* WHAT YOU NEED TO DO *
Gather every line from the entries below that includes "pace".

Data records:
++++++++++++++++++++

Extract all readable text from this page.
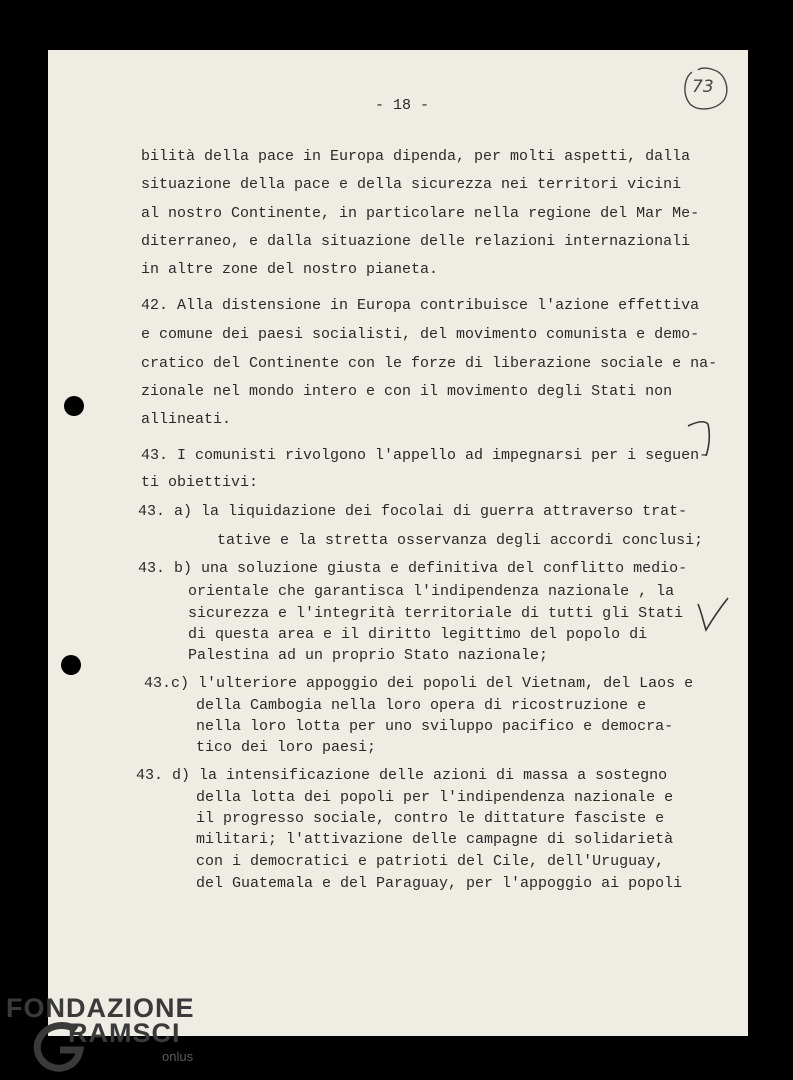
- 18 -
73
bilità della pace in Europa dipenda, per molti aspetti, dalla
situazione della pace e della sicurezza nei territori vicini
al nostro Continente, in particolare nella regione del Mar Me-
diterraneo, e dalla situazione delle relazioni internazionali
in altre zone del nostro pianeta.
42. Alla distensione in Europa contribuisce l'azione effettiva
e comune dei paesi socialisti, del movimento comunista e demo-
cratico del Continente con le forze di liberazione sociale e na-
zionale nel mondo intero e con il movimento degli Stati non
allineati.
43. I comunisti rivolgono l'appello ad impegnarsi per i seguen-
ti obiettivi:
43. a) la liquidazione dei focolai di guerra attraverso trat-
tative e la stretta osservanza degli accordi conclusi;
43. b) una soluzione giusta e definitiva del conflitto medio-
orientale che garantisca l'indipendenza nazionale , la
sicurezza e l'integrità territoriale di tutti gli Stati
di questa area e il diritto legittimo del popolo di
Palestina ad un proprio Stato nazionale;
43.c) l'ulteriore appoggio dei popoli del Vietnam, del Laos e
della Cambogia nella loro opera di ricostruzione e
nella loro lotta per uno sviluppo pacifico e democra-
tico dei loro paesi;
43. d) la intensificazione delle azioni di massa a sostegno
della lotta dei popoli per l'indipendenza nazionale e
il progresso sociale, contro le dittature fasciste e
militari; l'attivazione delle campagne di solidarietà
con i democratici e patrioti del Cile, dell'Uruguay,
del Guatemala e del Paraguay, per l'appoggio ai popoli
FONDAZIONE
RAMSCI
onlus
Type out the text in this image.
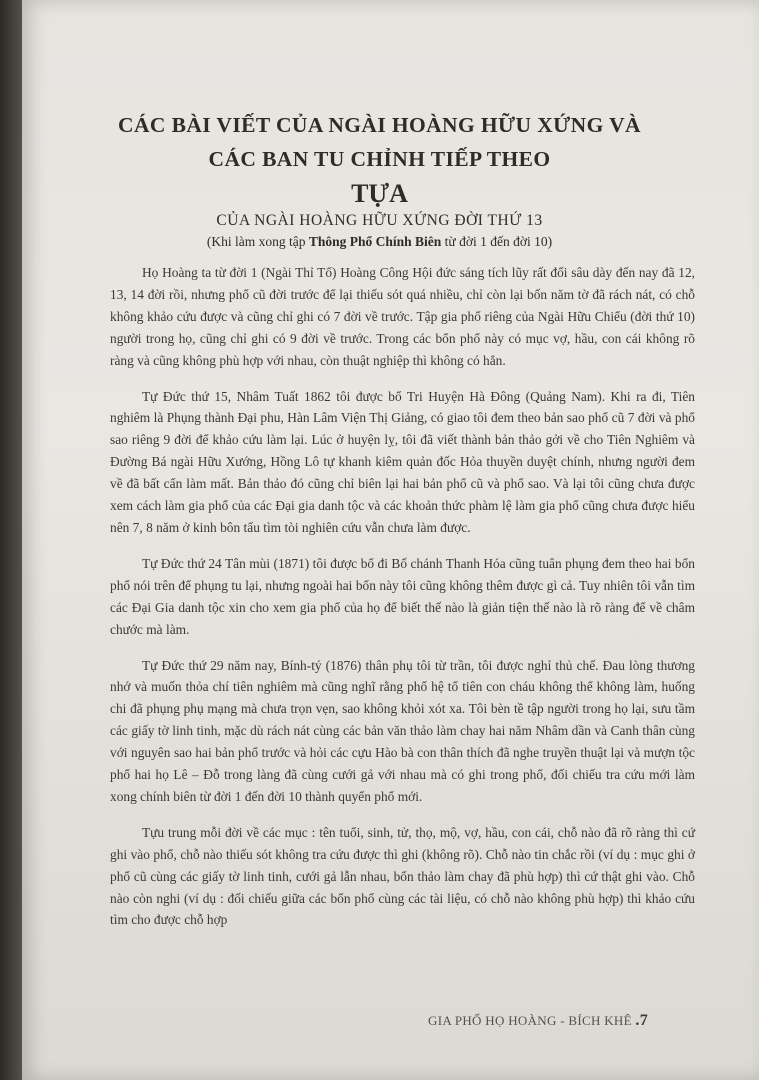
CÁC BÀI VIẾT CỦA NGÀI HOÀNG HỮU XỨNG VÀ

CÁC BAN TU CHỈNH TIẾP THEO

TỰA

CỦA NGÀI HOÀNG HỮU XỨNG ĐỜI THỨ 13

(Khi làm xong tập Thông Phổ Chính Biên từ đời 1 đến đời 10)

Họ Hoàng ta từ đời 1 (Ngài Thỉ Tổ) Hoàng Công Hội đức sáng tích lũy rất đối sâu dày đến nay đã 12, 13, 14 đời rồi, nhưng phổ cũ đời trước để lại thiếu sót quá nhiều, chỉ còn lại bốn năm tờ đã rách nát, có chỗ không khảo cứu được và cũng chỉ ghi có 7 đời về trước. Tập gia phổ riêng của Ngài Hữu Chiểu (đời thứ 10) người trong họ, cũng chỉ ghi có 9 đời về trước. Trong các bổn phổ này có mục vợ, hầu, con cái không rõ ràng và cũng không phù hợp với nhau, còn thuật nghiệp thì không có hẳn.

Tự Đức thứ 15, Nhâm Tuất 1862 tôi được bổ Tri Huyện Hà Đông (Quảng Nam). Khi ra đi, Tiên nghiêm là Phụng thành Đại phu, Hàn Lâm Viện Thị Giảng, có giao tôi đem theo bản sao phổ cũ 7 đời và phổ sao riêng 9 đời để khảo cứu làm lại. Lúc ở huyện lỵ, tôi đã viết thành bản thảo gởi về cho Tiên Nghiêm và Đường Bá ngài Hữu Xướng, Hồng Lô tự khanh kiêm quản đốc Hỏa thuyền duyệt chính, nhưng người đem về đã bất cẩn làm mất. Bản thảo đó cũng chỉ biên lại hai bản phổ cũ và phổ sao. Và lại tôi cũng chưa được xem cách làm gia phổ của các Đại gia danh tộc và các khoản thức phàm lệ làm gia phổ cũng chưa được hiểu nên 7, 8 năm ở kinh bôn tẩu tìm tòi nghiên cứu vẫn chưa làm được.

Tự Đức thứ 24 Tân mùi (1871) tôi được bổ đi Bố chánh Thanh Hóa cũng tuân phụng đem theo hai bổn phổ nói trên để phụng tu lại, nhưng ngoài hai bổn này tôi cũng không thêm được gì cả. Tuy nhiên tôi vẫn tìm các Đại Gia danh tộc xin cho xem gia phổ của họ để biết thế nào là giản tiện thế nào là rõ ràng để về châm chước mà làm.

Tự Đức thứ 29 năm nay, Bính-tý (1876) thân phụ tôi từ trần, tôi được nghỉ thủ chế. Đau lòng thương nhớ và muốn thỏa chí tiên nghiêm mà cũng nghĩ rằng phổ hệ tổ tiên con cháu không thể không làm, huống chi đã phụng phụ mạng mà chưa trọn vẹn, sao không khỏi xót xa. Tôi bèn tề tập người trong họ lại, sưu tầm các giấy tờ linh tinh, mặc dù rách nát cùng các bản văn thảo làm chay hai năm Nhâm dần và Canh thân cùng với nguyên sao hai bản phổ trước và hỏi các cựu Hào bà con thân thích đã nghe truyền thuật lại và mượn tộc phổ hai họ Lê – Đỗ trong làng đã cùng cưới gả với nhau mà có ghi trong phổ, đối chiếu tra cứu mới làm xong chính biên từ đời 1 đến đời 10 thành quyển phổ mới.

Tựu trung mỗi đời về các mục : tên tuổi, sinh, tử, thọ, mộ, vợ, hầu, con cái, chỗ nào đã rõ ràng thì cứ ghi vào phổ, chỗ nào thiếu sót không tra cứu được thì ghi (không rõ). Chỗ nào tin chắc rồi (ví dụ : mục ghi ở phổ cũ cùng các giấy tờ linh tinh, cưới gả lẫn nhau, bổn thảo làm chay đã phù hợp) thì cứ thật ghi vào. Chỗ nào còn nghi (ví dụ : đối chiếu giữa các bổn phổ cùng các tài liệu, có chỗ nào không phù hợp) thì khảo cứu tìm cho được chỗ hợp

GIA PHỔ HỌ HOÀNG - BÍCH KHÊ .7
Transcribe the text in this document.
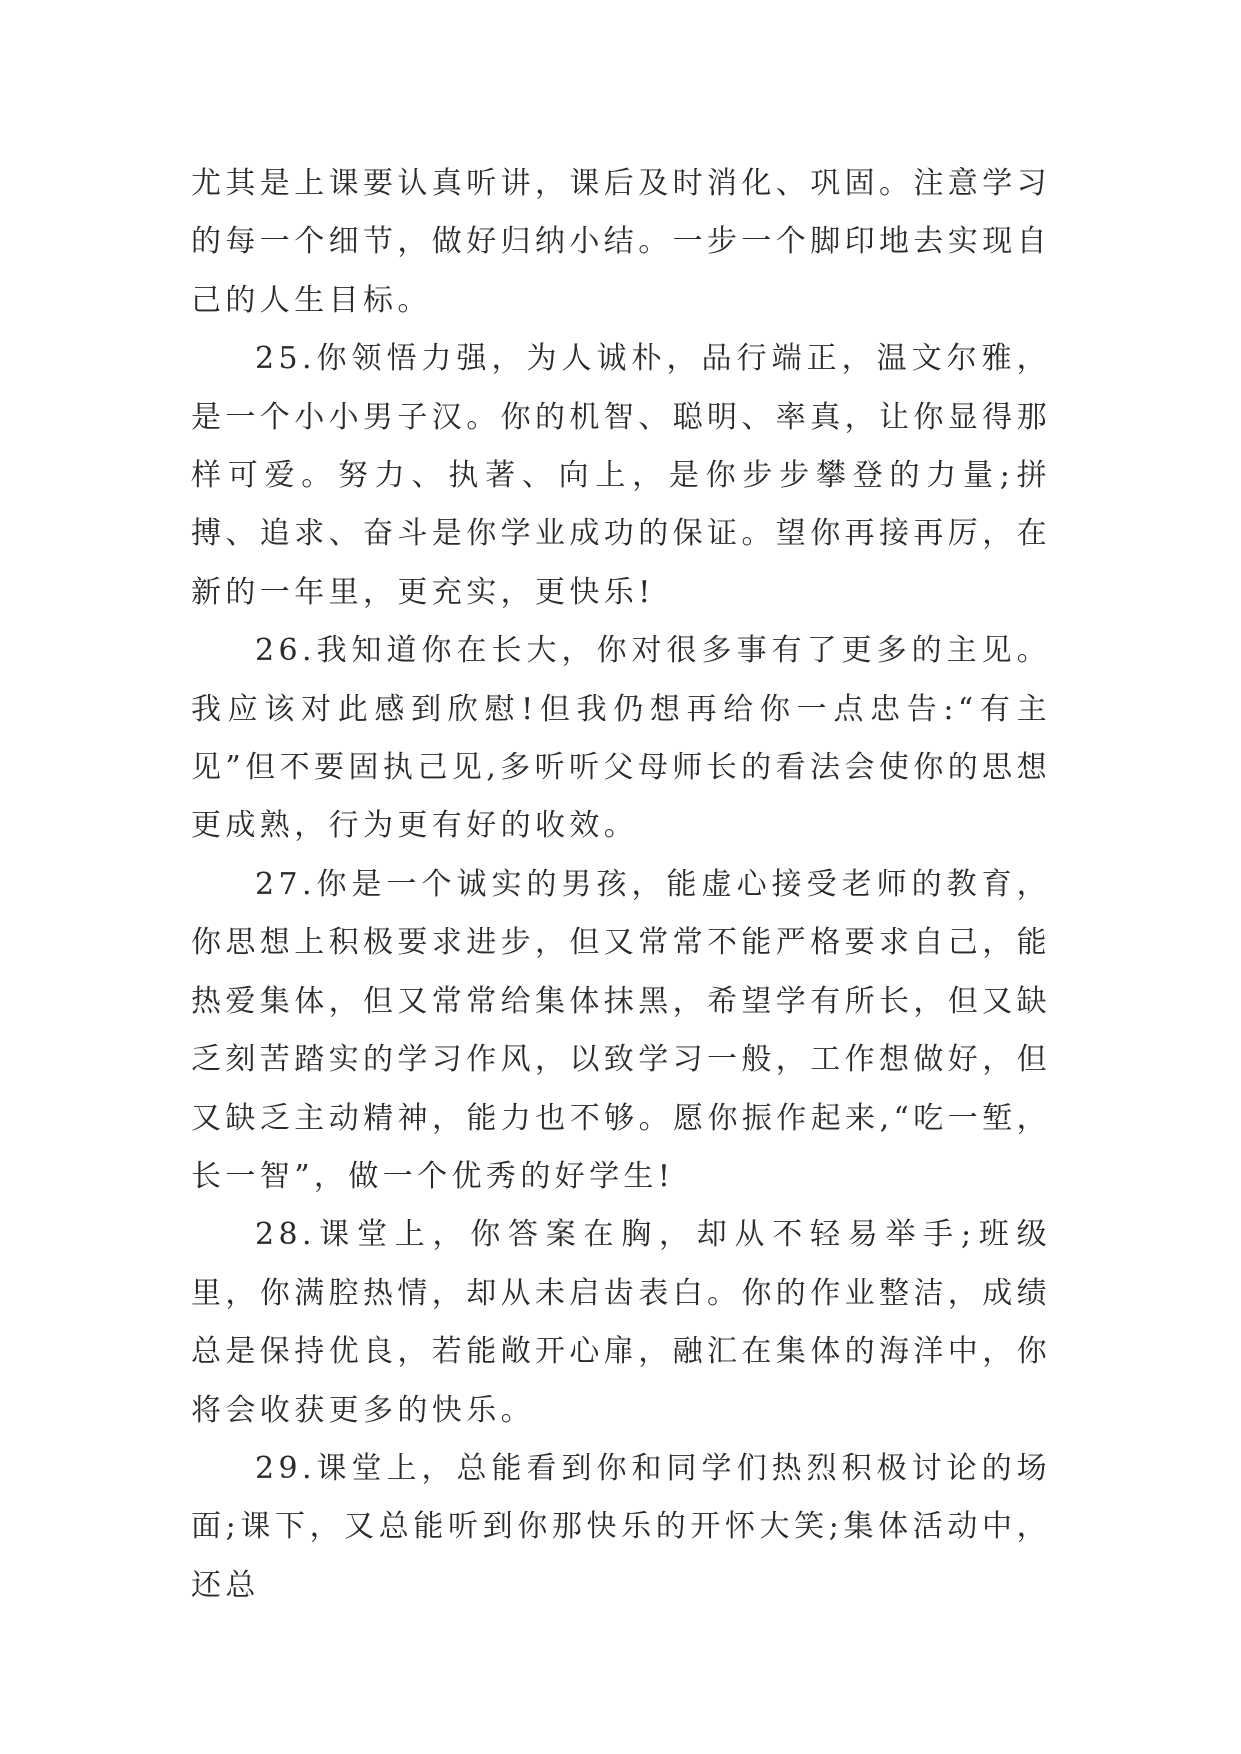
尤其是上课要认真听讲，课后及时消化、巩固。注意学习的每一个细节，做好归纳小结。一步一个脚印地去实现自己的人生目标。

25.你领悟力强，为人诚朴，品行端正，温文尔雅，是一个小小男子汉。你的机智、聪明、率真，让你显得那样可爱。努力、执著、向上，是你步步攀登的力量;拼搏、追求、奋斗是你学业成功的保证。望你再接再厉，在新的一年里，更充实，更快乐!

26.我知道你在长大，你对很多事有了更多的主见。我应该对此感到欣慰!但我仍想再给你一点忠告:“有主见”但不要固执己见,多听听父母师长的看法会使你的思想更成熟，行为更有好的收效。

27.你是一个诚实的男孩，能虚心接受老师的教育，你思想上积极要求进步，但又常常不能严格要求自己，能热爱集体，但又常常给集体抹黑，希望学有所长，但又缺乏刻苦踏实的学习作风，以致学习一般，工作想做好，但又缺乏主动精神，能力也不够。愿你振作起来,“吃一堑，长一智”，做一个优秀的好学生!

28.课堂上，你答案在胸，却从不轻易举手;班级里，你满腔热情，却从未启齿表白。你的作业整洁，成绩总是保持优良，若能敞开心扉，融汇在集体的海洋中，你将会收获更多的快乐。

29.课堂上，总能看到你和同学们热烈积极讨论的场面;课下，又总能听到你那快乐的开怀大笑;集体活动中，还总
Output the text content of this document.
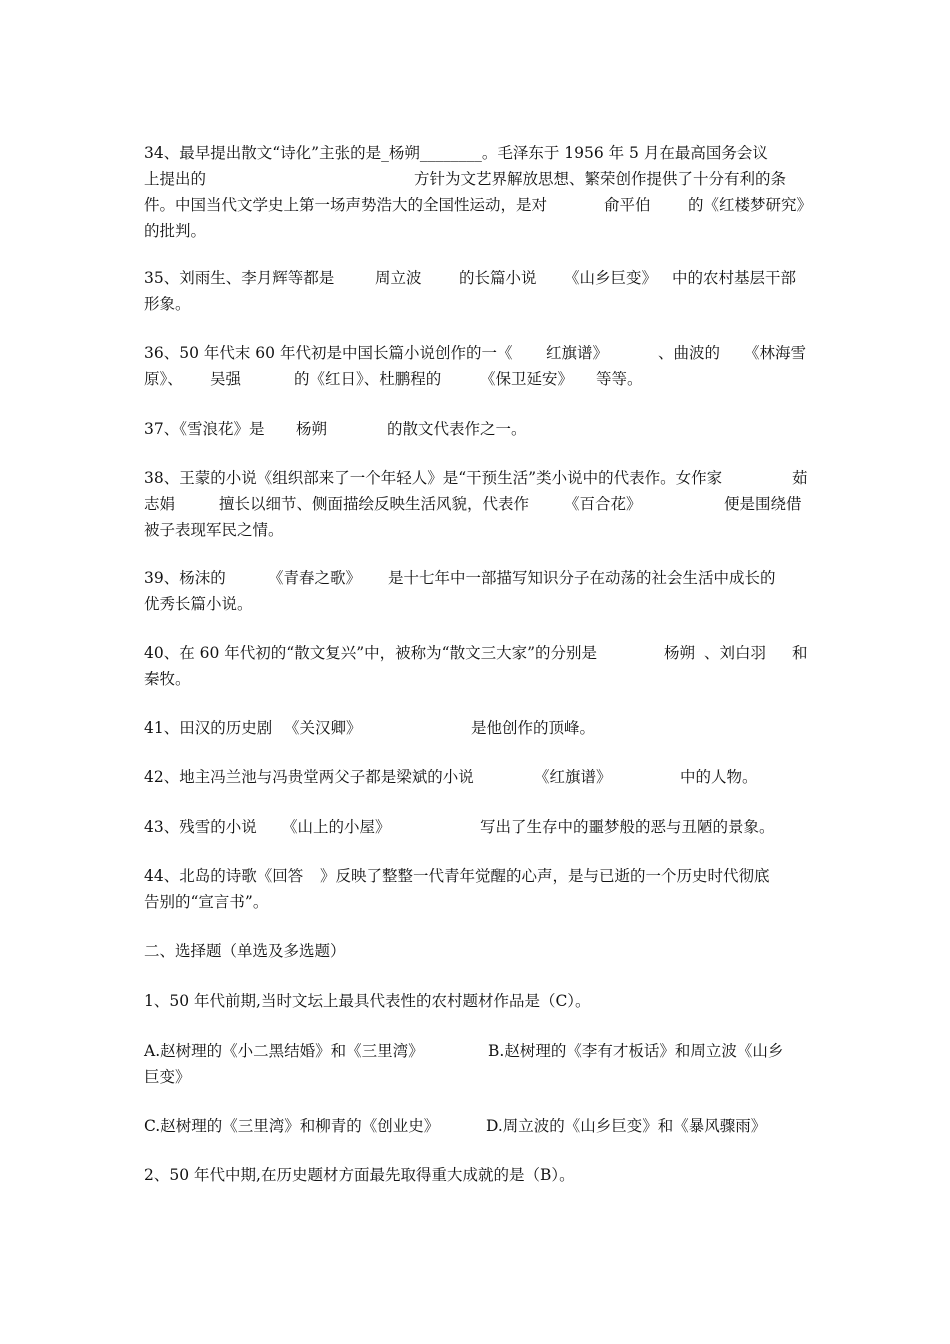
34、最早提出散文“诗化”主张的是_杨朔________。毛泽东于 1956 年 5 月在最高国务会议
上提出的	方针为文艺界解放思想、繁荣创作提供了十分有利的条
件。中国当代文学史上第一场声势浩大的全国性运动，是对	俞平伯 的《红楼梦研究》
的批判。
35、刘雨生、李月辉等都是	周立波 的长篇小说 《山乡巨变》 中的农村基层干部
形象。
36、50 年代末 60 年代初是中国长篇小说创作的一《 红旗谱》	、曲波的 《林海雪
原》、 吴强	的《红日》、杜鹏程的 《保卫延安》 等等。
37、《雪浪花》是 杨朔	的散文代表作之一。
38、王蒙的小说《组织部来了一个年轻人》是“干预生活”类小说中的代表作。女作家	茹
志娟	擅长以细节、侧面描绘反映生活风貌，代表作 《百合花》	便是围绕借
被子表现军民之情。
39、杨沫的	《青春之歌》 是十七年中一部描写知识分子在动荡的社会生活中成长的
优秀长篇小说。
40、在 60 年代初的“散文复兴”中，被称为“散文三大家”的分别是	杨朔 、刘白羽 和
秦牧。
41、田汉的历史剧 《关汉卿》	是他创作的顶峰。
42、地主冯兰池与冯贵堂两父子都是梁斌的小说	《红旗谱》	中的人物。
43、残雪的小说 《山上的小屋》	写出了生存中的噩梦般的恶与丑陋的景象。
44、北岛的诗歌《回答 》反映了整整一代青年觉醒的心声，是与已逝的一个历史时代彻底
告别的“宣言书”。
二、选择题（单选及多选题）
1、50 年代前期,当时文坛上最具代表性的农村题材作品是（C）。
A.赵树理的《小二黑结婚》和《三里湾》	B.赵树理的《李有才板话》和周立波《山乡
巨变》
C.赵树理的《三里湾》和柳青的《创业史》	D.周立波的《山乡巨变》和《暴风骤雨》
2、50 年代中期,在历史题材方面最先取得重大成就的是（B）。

++++++++++++++++++++

* RESULT *
bilità della pace in Europa dipenda, per molti aspetti, dalla
situazione della pace e della sicurezza nei territori vicini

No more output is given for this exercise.